▶ **Given instruction**
Within the material below, find each line bearing the word "profile" and present it.
[start of Information shown]
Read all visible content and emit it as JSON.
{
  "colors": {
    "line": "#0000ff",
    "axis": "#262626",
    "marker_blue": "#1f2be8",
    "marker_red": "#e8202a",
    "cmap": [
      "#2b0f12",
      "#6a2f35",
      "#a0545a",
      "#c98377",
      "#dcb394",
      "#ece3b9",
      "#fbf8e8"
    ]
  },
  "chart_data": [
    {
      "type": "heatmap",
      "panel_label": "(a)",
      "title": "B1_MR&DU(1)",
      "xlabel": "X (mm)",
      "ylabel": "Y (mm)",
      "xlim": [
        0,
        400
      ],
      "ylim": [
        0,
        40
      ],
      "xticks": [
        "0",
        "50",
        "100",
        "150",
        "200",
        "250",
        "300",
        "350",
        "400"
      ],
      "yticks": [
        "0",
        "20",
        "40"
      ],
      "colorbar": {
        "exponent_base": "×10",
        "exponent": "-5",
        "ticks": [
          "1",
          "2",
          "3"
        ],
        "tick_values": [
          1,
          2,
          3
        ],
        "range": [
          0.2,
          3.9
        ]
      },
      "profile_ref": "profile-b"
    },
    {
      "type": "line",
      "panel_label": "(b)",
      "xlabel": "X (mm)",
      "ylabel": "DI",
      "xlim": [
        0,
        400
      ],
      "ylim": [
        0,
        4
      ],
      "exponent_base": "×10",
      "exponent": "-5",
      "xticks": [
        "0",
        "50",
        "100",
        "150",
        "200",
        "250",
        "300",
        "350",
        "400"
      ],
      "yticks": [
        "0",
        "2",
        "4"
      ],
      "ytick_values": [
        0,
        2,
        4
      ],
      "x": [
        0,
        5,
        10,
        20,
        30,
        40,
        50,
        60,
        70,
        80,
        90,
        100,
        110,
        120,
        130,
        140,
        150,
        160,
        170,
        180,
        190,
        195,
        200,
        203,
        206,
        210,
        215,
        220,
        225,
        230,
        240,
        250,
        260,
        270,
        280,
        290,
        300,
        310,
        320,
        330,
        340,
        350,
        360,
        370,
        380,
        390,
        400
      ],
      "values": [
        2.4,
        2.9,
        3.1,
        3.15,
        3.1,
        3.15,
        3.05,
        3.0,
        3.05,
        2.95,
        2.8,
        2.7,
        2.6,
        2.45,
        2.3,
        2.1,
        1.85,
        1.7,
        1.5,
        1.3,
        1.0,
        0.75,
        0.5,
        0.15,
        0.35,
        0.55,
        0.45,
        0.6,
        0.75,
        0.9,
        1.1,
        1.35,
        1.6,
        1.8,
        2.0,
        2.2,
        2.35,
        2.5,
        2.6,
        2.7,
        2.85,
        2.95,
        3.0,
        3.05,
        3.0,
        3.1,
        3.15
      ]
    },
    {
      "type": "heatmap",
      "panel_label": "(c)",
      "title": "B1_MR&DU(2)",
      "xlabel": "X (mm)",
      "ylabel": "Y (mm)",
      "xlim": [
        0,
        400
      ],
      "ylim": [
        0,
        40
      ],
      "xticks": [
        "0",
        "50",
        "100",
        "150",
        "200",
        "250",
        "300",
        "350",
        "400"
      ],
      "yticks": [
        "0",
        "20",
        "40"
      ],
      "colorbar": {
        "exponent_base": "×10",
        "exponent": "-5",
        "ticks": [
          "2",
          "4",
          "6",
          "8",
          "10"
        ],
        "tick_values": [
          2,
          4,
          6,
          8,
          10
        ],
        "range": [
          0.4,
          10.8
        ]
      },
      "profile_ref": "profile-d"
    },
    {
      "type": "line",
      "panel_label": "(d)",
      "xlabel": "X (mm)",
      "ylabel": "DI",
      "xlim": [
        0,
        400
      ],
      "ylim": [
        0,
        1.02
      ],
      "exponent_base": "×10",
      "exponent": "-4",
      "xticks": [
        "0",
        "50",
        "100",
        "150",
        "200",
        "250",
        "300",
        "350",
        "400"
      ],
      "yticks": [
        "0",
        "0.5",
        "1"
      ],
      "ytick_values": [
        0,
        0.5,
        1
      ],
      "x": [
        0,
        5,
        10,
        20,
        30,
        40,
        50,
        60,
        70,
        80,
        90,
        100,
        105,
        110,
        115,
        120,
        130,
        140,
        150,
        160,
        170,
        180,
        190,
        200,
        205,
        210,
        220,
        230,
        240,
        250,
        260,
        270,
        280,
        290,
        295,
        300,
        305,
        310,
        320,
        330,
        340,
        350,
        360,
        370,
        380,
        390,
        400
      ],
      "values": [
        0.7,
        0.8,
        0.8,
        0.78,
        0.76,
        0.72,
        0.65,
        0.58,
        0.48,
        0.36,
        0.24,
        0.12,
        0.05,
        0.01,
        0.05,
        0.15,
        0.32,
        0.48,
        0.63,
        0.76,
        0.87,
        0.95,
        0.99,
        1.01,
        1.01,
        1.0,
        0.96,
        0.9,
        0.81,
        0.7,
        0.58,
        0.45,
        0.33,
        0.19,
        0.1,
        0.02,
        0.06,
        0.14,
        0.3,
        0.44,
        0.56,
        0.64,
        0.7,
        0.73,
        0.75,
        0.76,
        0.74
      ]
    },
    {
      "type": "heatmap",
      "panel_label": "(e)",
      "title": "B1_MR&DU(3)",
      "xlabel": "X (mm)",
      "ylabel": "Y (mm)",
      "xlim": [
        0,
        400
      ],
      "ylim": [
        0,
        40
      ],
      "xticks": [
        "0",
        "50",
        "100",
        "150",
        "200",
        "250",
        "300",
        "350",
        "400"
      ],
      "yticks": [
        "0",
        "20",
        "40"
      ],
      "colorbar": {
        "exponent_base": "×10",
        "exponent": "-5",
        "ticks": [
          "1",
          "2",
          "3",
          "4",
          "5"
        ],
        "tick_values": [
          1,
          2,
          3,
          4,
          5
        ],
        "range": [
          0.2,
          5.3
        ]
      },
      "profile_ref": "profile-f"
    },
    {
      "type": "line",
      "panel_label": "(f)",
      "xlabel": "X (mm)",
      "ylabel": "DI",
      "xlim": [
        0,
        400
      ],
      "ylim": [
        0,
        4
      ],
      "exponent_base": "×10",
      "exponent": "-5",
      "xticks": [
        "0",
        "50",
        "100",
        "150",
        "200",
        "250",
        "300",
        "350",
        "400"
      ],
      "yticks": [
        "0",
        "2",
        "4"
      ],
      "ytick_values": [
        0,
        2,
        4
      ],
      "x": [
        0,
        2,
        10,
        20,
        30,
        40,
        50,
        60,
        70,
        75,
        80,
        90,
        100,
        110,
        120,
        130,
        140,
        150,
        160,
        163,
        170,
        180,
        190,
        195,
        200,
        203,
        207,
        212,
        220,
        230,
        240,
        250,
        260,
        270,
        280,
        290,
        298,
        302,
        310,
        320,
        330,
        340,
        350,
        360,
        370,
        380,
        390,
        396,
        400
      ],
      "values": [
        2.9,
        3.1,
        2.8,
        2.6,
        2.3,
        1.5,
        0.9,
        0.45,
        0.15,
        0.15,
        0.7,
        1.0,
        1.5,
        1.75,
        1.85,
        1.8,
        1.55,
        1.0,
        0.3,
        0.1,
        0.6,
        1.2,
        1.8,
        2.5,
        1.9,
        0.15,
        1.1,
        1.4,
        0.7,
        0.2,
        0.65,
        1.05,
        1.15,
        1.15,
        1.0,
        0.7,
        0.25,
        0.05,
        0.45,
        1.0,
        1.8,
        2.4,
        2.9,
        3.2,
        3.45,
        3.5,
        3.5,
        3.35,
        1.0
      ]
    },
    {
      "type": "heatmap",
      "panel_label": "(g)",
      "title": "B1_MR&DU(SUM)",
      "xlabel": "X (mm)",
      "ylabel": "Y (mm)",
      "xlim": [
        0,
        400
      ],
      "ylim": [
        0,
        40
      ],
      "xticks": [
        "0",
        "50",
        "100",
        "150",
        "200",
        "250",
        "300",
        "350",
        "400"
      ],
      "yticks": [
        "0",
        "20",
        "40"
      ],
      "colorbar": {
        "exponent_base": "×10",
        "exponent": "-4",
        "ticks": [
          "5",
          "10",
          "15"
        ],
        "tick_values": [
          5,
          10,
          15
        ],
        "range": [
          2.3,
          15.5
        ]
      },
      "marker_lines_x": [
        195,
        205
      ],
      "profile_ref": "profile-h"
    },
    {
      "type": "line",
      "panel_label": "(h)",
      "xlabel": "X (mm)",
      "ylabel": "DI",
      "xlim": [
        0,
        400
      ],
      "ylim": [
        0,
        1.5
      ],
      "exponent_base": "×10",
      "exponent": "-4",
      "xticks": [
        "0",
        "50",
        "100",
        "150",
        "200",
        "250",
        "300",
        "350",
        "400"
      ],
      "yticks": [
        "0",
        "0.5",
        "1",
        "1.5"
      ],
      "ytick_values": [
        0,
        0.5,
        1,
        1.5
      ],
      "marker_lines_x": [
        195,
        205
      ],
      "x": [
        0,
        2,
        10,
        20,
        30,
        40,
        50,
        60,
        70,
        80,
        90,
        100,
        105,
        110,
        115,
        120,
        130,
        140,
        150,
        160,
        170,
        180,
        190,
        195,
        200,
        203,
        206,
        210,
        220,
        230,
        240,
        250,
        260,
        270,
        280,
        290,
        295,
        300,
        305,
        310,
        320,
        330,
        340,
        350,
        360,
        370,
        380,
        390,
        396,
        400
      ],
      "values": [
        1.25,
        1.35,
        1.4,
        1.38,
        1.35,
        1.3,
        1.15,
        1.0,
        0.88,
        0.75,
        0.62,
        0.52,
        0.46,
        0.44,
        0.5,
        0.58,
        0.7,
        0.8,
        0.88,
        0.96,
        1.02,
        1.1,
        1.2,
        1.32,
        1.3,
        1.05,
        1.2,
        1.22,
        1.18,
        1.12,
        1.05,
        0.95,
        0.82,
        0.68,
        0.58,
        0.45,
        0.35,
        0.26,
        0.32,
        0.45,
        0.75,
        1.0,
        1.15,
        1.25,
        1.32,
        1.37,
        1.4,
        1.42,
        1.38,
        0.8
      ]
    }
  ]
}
[end of Information shown]
▶ **Output of the exercise**
      "profile_ref": "profile-b"
      "profile_ref": "profile-d"
      "profile_ref": "profile-f"
      "profile_ref": "profile-h"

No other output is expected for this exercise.